(Stored records)
↓↓↓

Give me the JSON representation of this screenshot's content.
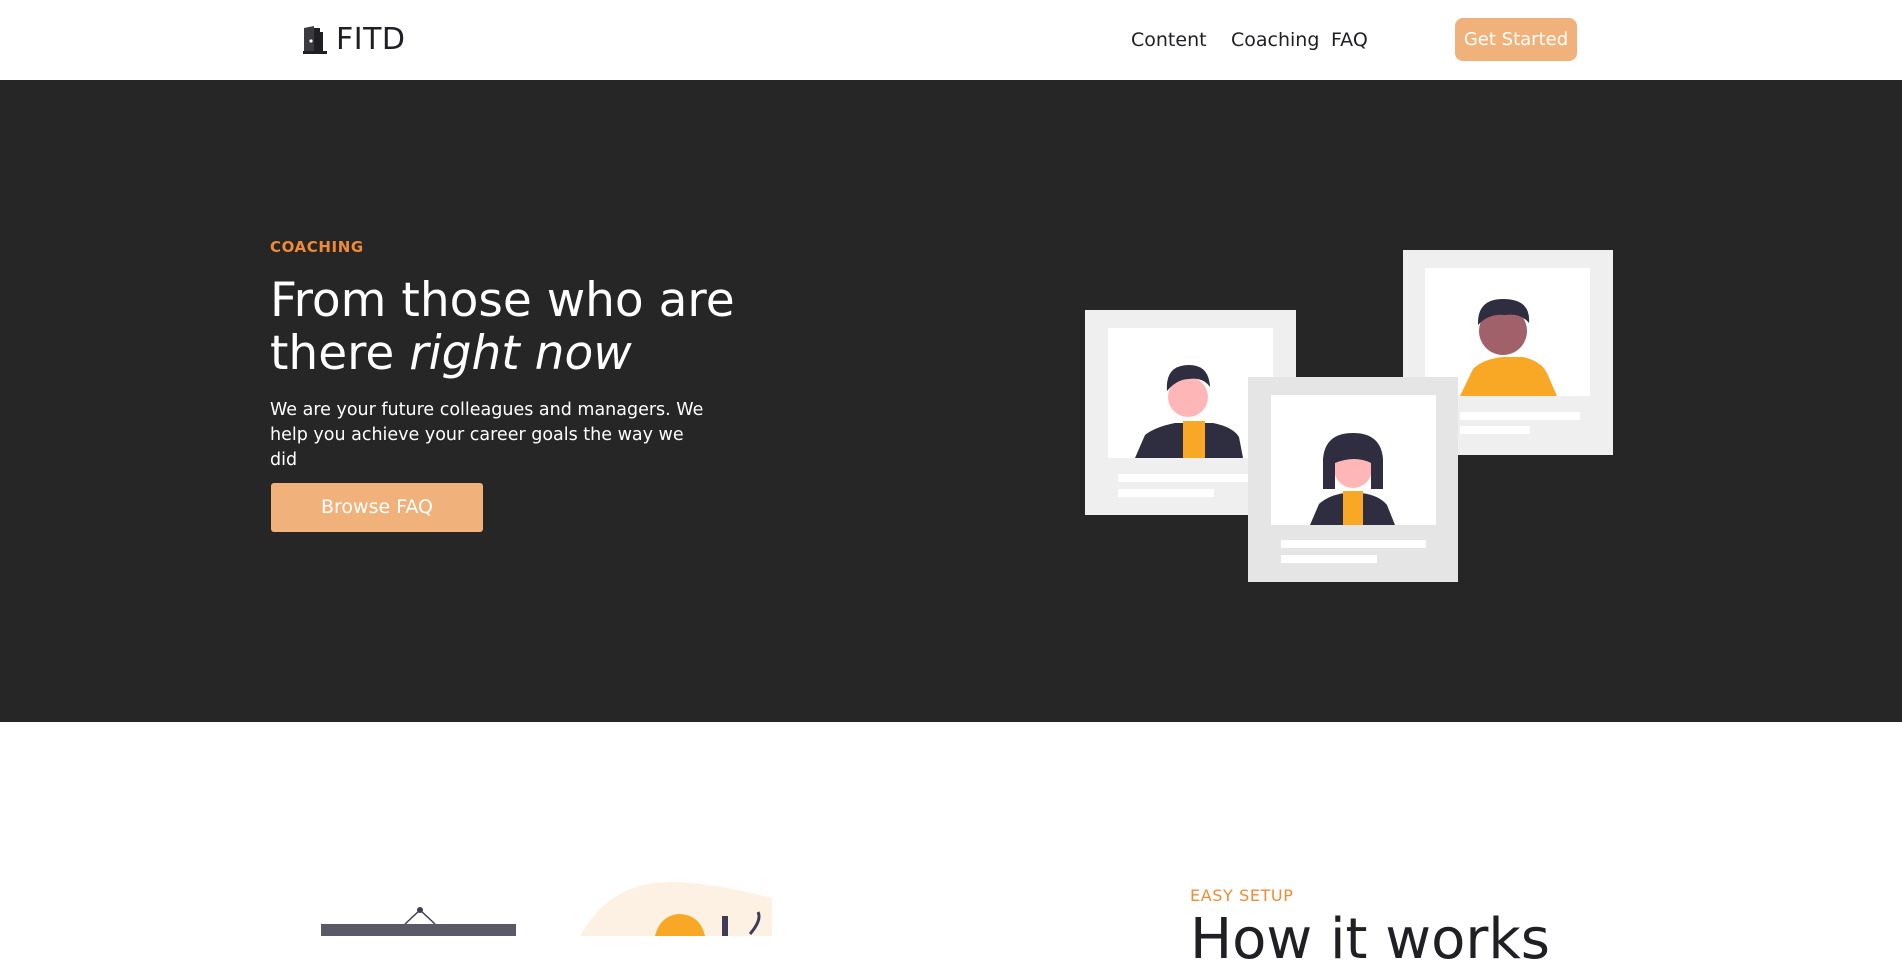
{
  "nav": {
    "logo_text": "FITD",
    "links": [
      {
        "label": "Content"
      },
      {
        "label": "Coaching"
      },
      {
        "label": "FAQ"
      }
    ],
    "cta_label": "Get Started"
  },
  "hero": {
    "eyebrow": "COACHING",
    "title_plain": "From those who are there ",
    "title_emphasis": "right now",
    "description": "We are your future colleagues and managers. We help you achieve your career goals the way we did",
    "button_label": "Browse FAQ"
  },
  "section2": {
    "eyebrow": "EASY SETUP",
    "title_partial": "How it works"
  },
  "colors": {
    "accent": "#f0b27a",
    "eyebrow": "#f08a37",
    "hero_bg": "#262626",
    "nav_bg": "#ffffff"
  },
  "icons": {
    "logo": "door-icon"
  }
}
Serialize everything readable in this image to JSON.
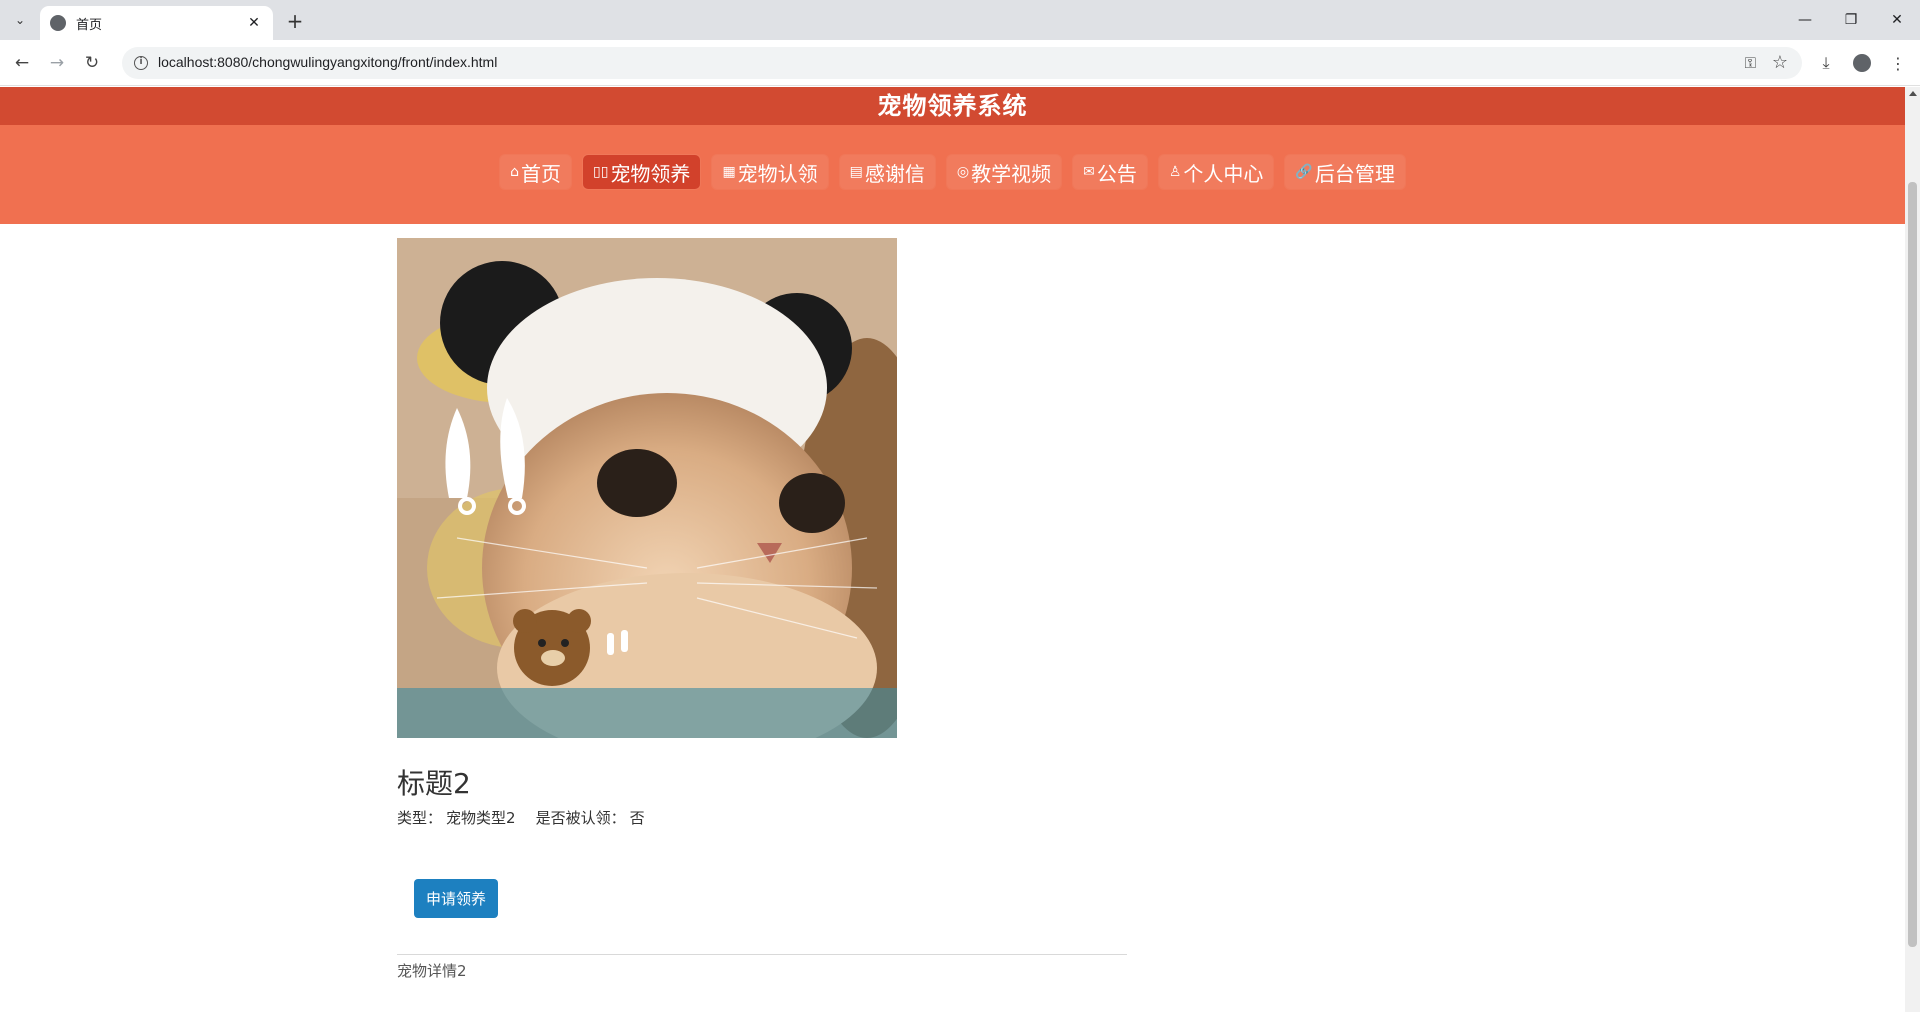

↑↑↑

EXERCISE DIRECTIONS >> Without the images, write out each line of the data verbatim.

TASK OUTPUT >>
Give me the JSON representation of this screenshot's content.
{
  "nav": {
    "logo_text": "FITD",
    "links": [
      {
        "label": "Content"
      },
      {
        "label": "Coaching"
      },
      {
        "label": "FAQ"
      }
    ],
    "cta_label": "Get Started"
  },
  "hero": {
    "eyebrow": "COACHING",
    "title_plain": "From those who are there ",
    "title_emphasis": "right now",
    "description": "We are your future colleagues and managers. We help you achieve your career goals the way we did",
    "button_label": "Browse FAQ"
  },
  "section2": {
    "eyebrow": "EASY SETUP",
    "title_partial": "How it works"
  },
  "colors": {
    "accent": "#f0b27a",
    "eyebrow": "#f08a37",
    "hero_bg": "#262626",
    "nav_bg": "#ffffff"
  },
  "icons": {
    "logo": "door-icon"
  }
}
Serialize everything readable in this image to JSON.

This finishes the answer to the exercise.